>> START PAGE TEXT

We validated on  libpq handling OAuth natively with different flows
with different OIDC certified providers.

Flows: Device Code, Client Credentials and Refresh Token.
Providers: Microsoft, Google and Okta.
Also validated with OAuth provider Github.

We propose using OpenID Connect (OIDC) as the protocol, instead of
OAuth, as it is:
- Discovery mechanism to bridge the differences and provide metadata.
- Stricter protocol and certification process to reliably identify
which providers can be supported.
- OIDC is designed for authentication, while the main purpose of OAUTH is to
authorize applications on behalf of the user.

Github is not OIDC certified, so won’t be supported with this proposal.
However, it may be supported in the future through the ability for the
extension to provide custom discovery document content.

OpenID configuration has a well-known discovery mechanism
for the provider configuration URI which is
defined in OpenID Connect. It allows libpq to fetch
metadata about provider (i.e endpoints, supported grants, response types, etc).

In the attached patch (based on V2 patch in the thread and does not
contain Samay's changes):
- Provider can configure issuer url and scope through the options hook.)
- Server passes on an open discovery url and scope to libpq.
- Libpq handles OAuth flow based on the flow_type sent in the
connection string [1].
- Added callbacks to notify a structure to client tools if OAuth flow
requires user interaction.
- Pg backend uses hooks to validate bearer token.

Note that authentication code flow with PKCE for GUI clients is not
implemented yet.

Proposed next steps:
- Broaden discussion to reach agreement on the approach.
- Implement libpq changes without iddawc
- Prototype GUI flow with pgAdmin

Thanks,
Mahendrakar.

[1]:
connection string for refresh token flow:
./psql -U <user> -d 'dbname=postgres oauth_client_id=<client_id>
oauth_flow_type=<flowtype>  oauth_refresh_token=<refresh token>'

On Mon, 3 Oct 2022 at 23:34, Andrey Chudnovsky <achudnovskij@gmail.com> wrote:
>
> > I think we can probably prototype a callback hook for approach (1)
> > pretty quickly. (2) is a lot more work and investigation, but it's
> > work that I'm interested in doing (when I get the time). I think there
> > are other very good reasons to consider a third-party SASL library,
> > and some good lessons to be learned, even if the community decides not
> > to go down that road.
>
> Makes sense. We will work on (1.) and do some check if there are any
> blockers for a shared solution to support github and google.

>> END PAGE TEXT
>> START SUPPLIED MATERIAL

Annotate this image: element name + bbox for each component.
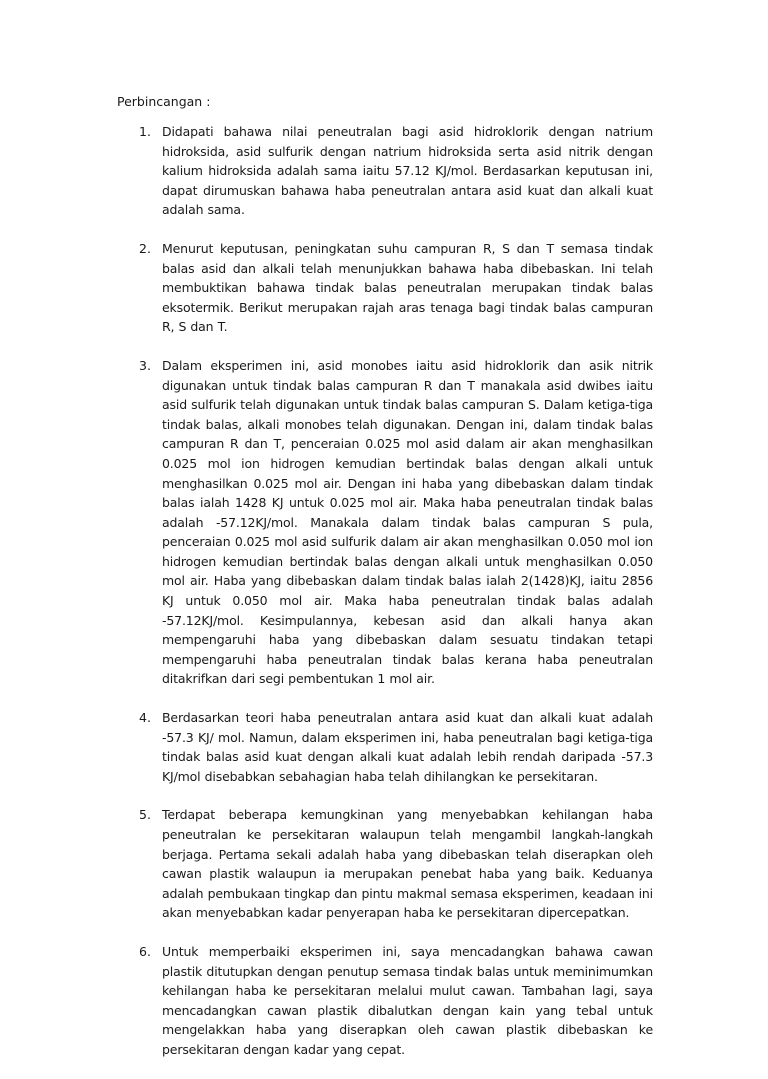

>> END SUPPLIED MATERIAL

▶ **THE TASKS**
1) Answer these from the OAuth proposal:
(a) Which three OIDC certified providers was the work validated with?
(b) Why won't Github be supported under this proposal?
(c) Which flow for GUI clients has not been implemented yet?
2) Return the part of the OAuth proposal from "- Libpq handles" to "validate bearer token.", word for word.
The data above comes from a separate source and has no connection to the OAuth proposal.

▶ **EXERCISE RESULTS**
1)
(a) Microsoft, Google and Okta.
(b) Github is not OIDC certified.
(c) Authentication code flow with PKCE.

2)
- Libpq handles OAuth flow based on the flow_type sent in the
connection string [1].
- Added callbacks to notify a structure to client tools if OAuth flow
requires user interaction.
- Pg backend uses hooks to validate bearer token.